_Exercise instructions_
Using the records below, report how many lines hold "index", with no extra text.

......

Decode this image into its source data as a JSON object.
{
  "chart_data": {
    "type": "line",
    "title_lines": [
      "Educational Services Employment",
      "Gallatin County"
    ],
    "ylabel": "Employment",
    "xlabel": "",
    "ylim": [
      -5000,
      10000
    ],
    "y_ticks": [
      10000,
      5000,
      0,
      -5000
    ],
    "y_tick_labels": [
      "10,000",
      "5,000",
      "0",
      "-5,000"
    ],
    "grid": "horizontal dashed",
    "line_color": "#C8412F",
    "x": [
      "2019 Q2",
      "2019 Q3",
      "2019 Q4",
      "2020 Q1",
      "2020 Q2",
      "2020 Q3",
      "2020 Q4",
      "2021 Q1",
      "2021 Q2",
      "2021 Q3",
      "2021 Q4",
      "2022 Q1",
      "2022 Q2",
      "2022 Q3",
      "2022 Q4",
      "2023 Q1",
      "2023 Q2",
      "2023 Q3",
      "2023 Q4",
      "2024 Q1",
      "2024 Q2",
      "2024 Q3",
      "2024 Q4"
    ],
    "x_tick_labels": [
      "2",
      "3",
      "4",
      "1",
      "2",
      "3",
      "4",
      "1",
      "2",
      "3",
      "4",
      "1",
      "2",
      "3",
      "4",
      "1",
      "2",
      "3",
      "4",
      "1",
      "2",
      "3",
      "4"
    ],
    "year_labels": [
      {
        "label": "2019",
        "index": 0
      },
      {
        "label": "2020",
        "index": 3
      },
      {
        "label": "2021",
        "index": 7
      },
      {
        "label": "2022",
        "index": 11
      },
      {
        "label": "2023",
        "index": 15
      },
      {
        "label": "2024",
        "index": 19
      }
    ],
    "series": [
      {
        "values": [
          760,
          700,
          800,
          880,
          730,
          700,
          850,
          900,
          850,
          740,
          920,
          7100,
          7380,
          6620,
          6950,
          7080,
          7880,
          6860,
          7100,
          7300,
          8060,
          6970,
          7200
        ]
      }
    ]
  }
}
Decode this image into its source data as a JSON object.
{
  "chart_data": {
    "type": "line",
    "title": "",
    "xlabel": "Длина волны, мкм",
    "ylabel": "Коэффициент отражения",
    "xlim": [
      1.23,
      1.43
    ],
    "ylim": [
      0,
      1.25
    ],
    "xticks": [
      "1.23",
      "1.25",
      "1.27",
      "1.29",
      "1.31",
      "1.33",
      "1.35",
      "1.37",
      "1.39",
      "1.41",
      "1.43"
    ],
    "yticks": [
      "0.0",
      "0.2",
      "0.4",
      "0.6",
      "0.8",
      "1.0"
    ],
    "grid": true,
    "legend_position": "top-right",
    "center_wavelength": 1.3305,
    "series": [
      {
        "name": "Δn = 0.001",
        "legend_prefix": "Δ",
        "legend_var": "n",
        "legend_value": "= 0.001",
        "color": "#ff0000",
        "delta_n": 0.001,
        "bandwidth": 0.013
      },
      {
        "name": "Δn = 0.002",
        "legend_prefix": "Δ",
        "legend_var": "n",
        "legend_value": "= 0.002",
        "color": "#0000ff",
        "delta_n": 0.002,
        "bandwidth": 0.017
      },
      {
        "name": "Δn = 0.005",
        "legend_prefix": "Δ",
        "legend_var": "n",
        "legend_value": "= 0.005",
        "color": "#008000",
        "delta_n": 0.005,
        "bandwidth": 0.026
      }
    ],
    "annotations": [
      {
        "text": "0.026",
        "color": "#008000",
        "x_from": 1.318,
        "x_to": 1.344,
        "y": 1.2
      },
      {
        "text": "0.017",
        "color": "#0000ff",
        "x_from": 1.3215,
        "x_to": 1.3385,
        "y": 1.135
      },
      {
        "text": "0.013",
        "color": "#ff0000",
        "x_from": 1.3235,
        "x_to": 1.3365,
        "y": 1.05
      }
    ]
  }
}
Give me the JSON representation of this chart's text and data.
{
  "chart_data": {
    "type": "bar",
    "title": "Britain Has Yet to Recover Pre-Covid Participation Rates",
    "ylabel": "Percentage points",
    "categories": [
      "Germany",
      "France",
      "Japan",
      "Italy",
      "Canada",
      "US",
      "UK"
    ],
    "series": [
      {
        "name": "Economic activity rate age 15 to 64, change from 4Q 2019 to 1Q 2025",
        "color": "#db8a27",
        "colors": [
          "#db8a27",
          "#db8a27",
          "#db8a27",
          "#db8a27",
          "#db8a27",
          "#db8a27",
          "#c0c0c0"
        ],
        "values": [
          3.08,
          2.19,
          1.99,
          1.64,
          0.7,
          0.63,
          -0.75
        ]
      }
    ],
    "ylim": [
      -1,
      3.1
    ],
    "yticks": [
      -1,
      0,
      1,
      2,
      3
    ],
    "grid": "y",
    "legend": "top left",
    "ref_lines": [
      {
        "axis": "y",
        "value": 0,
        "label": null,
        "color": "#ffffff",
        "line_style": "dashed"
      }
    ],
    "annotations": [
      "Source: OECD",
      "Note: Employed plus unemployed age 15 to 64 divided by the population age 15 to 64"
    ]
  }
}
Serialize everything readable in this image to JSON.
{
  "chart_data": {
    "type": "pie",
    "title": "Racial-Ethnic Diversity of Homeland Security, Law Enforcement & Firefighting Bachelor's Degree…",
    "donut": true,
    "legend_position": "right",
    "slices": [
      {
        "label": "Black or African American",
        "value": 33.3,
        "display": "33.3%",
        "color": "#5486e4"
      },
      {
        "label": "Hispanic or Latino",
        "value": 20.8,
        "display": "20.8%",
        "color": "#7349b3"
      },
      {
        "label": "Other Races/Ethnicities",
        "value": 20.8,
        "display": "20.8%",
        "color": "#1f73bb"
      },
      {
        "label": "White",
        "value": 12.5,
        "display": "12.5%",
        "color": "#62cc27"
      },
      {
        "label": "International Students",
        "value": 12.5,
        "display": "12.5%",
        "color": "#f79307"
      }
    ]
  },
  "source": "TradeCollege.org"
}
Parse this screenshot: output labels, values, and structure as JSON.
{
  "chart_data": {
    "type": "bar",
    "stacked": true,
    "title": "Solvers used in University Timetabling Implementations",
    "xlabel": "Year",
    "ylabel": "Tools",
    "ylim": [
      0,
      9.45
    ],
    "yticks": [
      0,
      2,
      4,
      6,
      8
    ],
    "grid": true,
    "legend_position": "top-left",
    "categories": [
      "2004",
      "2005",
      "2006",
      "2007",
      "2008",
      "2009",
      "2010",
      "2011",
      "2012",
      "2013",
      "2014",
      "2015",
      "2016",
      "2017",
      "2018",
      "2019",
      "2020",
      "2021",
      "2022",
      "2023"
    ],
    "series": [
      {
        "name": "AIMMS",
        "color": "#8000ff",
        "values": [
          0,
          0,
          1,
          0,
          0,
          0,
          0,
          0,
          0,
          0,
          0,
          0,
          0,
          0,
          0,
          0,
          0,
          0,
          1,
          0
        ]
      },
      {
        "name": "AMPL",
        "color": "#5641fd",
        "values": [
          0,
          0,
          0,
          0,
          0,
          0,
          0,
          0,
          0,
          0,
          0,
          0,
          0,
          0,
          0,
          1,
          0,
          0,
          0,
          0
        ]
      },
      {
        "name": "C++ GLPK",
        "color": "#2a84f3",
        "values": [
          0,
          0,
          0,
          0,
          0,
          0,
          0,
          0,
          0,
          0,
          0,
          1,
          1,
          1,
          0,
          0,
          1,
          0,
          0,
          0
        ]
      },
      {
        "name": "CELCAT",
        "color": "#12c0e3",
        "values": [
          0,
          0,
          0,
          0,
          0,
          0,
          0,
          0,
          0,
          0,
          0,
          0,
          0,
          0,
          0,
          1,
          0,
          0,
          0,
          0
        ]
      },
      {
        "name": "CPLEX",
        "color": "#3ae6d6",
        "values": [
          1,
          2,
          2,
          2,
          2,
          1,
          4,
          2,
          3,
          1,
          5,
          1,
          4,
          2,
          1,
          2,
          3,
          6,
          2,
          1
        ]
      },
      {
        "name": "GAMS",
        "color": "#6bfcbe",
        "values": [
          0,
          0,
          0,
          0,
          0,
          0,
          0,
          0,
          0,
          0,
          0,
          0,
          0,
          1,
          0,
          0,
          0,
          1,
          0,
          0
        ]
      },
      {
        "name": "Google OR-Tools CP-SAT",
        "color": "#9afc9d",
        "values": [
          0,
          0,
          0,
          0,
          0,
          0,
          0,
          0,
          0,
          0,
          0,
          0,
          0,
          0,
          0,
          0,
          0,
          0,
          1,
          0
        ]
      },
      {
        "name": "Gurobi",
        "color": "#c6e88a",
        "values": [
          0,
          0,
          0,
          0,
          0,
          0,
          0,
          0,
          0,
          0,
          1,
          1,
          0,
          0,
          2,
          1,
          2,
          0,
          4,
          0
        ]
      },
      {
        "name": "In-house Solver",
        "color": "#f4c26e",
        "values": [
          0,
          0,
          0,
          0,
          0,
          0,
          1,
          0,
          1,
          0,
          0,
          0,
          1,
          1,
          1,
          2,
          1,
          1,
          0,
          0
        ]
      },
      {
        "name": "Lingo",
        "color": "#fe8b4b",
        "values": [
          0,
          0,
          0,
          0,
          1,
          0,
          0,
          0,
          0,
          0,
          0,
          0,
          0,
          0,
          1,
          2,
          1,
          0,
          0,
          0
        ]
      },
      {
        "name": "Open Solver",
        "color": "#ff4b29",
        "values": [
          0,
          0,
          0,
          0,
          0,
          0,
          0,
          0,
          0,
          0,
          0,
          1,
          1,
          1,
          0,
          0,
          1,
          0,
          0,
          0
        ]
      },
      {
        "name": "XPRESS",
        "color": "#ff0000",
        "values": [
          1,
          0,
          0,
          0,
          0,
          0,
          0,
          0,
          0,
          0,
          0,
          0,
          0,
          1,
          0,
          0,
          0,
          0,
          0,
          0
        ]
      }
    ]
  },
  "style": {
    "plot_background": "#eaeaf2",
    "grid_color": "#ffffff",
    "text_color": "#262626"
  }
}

......

_Result of this exercise_
6